*The data:*

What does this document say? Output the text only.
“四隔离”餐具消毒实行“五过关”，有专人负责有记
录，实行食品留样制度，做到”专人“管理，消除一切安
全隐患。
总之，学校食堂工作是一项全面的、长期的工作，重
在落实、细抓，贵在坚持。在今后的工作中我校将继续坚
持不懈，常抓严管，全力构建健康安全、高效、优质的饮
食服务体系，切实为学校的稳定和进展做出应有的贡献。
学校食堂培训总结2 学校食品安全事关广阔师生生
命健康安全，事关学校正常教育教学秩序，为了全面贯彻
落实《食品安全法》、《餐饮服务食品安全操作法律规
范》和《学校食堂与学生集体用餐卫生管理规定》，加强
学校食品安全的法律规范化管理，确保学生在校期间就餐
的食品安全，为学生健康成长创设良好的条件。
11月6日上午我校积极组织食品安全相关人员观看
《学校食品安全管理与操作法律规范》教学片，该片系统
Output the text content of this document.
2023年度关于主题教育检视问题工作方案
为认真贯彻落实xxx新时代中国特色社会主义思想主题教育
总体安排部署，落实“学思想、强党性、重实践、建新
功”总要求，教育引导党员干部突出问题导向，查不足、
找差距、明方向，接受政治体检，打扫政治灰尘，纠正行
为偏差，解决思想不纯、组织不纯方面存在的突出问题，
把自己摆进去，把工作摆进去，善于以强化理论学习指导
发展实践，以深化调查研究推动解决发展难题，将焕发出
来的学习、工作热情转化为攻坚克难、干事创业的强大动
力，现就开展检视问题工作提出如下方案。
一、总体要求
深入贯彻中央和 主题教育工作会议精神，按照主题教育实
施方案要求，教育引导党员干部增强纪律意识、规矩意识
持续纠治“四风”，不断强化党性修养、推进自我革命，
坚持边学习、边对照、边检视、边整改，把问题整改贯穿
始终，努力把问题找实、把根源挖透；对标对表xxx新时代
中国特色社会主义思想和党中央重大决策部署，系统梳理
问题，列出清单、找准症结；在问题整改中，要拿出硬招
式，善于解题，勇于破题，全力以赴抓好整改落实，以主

*Exercise details:*
Write out, word for word, the line containing "Output the text content of this document." and every line after it to the end of the data above.

*Output below:*
Output the text content of this document.
2023年度关于主题教育检视问题工作方案
为认真贯彻落实xxx新时代中国特色社会主义思想主题教育
总体安排部署，落实“学思想、强党性、重实践、建新
功”总要求，教育引导党员干部突出问题导向，查不足、
找差距、明方向，接受政治体检，打扫政治灰尘，纠正行
为偏差，解决思想不纯、组织不纯方面存在的突出问题，
把自己摆进去，把工作摆进去，善于以强化理论学习指导
发展实践，以深化调查研究推动解决发展难题，将焕发出
来的学习、工作热情转化为攻坚克难、干事创业的强大动
力，现就开展检视问题工作提出如下方案。
一、总体要求
深入贯彻中央和 主题教育工作会议精神，按照主题教育实
施方案要求，教育引导党员干部增强纪律意识、规矩意识
持续纠治“四风”，不断强化党性修养、推进自我革命，
坚持边学习、边对照、边检视、边整改，把问题整改贯穿
始终，努力把问题找实、把根源挖透；对标对表xxx新时代
中国特色社会主义思想和党中央重大决策部署，系统梳理
问题，列出清单、找准症结；在问题整改中，要拿出硬招
式，善于解题，勇于破题，全力以赴抓好整改落实，以主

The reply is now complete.